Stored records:
* * * * * * * * *

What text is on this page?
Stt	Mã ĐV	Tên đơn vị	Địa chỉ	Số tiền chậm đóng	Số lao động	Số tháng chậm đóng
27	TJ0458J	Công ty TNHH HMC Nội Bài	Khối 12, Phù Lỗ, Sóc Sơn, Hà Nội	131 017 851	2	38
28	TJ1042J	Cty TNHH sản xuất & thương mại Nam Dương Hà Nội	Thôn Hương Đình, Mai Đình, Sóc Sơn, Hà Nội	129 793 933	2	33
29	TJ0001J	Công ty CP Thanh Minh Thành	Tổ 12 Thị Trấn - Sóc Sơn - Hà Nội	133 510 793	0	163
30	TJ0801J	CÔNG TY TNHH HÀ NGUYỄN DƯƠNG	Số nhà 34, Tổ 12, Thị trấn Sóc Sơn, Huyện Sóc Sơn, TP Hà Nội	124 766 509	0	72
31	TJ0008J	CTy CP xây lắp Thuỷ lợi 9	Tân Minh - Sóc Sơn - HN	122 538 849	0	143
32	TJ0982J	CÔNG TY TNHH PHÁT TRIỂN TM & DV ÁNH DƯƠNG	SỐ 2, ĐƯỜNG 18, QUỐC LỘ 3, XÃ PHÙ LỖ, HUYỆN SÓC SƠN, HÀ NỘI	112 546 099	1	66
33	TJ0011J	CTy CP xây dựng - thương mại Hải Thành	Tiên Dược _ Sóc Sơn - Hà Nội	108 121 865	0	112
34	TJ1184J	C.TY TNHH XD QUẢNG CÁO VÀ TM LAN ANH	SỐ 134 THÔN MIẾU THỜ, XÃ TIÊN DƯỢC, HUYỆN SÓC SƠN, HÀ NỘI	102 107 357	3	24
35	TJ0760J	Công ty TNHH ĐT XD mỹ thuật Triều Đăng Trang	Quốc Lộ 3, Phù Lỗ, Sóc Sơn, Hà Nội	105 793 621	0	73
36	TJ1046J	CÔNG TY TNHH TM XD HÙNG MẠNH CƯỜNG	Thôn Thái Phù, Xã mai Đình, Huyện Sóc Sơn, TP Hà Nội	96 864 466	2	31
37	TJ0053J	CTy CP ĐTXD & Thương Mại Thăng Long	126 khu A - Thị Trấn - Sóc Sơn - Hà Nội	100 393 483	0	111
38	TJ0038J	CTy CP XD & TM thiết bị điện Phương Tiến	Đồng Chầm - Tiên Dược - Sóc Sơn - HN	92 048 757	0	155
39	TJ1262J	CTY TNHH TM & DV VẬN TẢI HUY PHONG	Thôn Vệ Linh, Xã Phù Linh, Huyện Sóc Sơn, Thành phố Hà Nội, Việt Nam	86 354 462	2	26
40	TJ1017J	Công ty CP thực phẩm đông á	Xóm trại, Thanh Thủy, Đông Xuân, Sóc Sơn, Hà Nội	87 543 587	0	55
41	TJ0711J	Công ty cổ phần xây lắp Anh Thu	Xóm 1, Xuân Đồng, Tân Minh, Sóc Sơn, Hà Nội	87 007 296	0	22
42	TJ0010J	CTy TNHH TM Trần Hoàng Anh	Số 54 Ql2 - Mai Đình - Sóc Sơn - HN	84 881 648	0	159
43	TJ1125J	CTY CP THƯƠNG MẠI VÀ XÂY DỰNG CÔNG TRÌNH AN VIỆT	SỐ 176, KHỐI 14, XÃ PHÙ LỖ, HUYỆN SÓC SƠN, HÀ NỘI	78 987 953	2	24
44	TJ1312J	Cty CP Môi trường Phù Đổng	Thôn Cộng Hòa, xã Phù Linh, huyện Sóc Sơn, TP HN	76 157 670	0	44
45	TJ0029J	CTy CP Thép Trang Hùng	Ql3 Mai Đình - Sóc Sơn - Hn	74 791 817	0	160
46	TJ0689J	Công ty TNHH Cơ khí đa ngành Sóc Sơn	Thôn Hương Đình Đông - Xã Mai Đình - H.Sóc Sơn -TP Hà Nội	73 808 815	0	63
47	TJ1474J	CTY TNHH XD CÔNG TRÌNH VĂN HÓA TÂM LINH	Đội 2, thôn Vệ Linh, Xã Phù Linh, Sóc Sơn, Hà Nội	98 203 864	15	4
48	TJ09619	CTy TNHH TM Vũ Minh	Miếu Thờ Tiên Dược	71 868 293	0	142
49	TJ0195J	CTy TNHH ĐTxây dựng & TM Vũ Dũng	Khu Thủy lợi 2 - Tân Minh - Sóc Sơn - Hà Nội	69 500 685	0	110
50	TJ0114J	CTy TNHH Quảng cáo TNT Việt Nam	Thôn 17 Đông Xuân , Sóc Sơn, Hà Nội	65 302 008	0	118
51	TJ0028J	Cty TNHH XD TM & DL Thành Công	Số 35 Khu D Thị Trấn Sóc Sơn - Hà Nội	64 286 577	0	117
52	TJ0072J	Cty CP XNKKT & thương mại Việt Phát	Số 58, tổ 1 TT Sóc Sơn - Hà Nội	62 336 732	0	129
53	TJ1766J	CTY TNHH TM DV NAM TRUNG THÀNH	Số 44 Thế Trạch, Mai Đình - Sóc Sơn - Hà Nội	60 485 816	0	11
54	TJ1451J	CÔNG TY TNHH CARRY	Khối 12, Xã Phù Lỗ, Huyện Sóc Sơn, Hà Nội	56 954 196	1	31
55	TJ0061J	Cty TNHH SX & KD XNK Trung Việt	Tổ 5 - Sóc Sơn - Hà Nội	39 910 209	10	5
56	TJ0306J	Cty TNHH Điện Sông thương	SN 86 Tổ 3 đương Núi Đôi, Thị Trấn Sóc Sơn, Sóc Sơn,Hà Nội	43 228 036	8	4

* * * * * * * * *

- _Exercise_
Can you restate every record above word for word?

- _Answer in full_
What text is on this page?
Stt	Mã ĐV	Tên đơn vị	Địa chỉ	Số tiền chậm đóng	Số lao động	Số tháng chậm đóng
27	TJ0458J	Công ty TNHH HMC Nội Bài	Khối 12, Phù Lỗ, Sóc Sơn, Hà Nội	131 017 851	2	38
28	TJ1042J	Cty TNHH sản xuất & thương mại Nam Dương Hà Nội	Thôn Hương Đình, Mai Đình, Sóc Sơn, Hà Nội	129 793 933	2	33
29	TJ0001J	Công ty CP Thanh Minh Thành	Tổ 12 Thị Trấn - Sóc Sơn - Hà Nội	133 510 793	0	163
30	TJ0801J	CÔNG TY TNHH HÀ NGUYỄN DƯƠNG	Số nhà 34, Tổ 12, Thị trấn Sóc Sơn, Huyện Sóc Sơn, TP Hà Nội	124 766 509	0	72
31	TJ0008J	CTy CP xây lắp Thuỷ lợi 9	Tân Minh - Sóc Sơn - HN	122 538 849	0	143
32	TJ0982J	CÔNG TY TNHH PHÁT TRIỂN TM & DV ÁNH DƯƠNG	SỐ 2, ĐƯỜNG 18, QUỐC LỘ 3, XÃ PHÙ LỖ, HUYỆN SÓC SƠN, HÀ NỘI	112 546 099	1	66
33	TJ0011J	CTy CP xây dựng - thương mại Hải Thành	Tiên Dược _ Sóc Sơn - Hà Nội	108 121 865	0	112
34	TJ1184J	C.TY TNHH XD QUẢNG CÁO VÀ TM LAN ANH	SỐ 134 THÔN MIẾU THỜ, XÃ TIÊN DƯỢC, HUYỆN SÓC SƠN, HÀ NỘI	102 107 357	3	24
35	TJ0760J	Công ty TNHH ĐT XD mỹ thuật Triều Đăng Trang	Quốc Lộ 3, Phù Lỗ, Sóc Sơn, Hà Nội	105 793 621	0	73
36	TJ1046J	CÔNG TY TNHH TM XD HÙNG MẠNH CƯỜNG	Thôn Thái Phù, Xã mai Đình, Huyện Sóc Sơn, TP Hà Nội	96 864 466	2	31
37	TJ0053J	CTy CP ĐTXD & Thương Mại Thăng Long	126 khu A - Thị Trấn - Sóc Sơn - Hà Nội	100 393 483	0	111
38	TJ0038J	CTy CP XD & TM thiết bị điện Phương Tiến	Đồng Chầm - Tiên Dược - Sóc Sơn - HN	92 048 757	0	155
39	TJ1262J	CTY TNHH TM & DV VẬN TẢI HUY PHONG	Thôn Vệ Linh, Xã Phù Linh, Huyện Sóc Sơn, Thành phố Hà Nội, Việt Nam	86 354 462	2	26
40	TJ1017J	Công ty CP thực phẩm đông á	Xóm trại, Thanh Thủy, Đông Xuân, Sóc Sơn, Hà Nội	87 543 587	0	55
41	TJ0711J	Công ty cổ phần xây lắp Anh Thu	Xóm 1, Xuân Đồng, Tân Minh, Sóc Sơn, Hà Nội	87 007 296	0	22
42	TJ0010J	CTy TNHH TM Trần Hoàng Anh	Số 54 Ql2 - Mai Đình - Sóc Sơn - HN	84 881 648	0	159
43	TJ1125J	CTY CP THƯƠNG MẠI VÀ XÂY DỰNG CÔNG TRÌNH AN VIỆT	SỐ 176, KHỐI 14, XÃ PHÙ LỖ, HUYỆN SÓC SƠN, HÀ NỘI	78 987 953	2	24
44	TJ1312J	Cty CP Môi trường Phù Đổng	Thôn Cộng Hòa, xã Phù Linh, huyện Sóc Sơn, TP HN	76 157 670	0	44
45	TJ0029J	CTy CP Thép Trang Hùng	Ql3 Mai Đình - Sóc Sơn - Hn	74 791 817	0	160
46	TJ0689J	Công ty TNHH Cơ khí đa ngành Sóc Sơn	Thôn Hương Đình Đông - Xã Mai Đình - H.Sóc Sơn -TP Hà Nội	73 808 815	0	63
47	TJ1474J	CTY TNHH XD CÔNG TRÌNH VĂN HÓA TÂM LINH	Đội 2, thôn Vệ Linh, Xã Phù Linh, Sóc Sơn, Hà Nội	98 203 864	15	4
48	TJ09619	CTy TNHH TM Vũ Minh	Miếu Thờ Tiên Dược	71 868 293	0	142
49	TJ0195J	CTy TNHH ĐTxây dựng & TM Vũ Dũng	Khu Thủy lợi 2 - Tân Minh - Sóc Sơn - Hà Nội	69 500 685	0	110
50	TJ0114J	CTy TNHH Quảng cáo TNT Việt Nam	Thôn 17 Đông Xuân , Sóc Sơn, Hà Nội	65 302 008	0	118
51	TJ0028J	Cty TNHH XD TM & DL Thành Công	Số 35 Khu D Thị Trấn Sóc Sơn - Hà Nội	64 286 577	0	117
52	TJ0072J	Cty CP XNKKT & thương mại Việt Phát	Số 58, tổ 1 TT Sóc Sơn - Hà Nội	62 336 732	0	129
53	TJ1766J	CTY TNHH TM DV NAM TRUNG THÀNH	Số 44 Thế Trạch, Mai Đình - Sóc Sơn - Hà Nội	60 485 816	0	11
54	TJ1451J	CÔNG TY TNHH CARRY	Khối 12, Xã Phù Lỗ, Huyện Sóc Sơn, Hà Nội	56 954 196	1	31
55	TJ0061J	Cty TNHH SX & KD XNK Trung Việt	Tổ 5 - Sóc Sơn - Hà Nội	39 910 209	10	5
56	TJ0306J	Cty TNHH Điện Sông thương	SN 86 Tổ 3 đương Núi Đôi, Thị Trấn Sóc Sơn, Sóc Sơn,Hà Nội	43 228 036	8	4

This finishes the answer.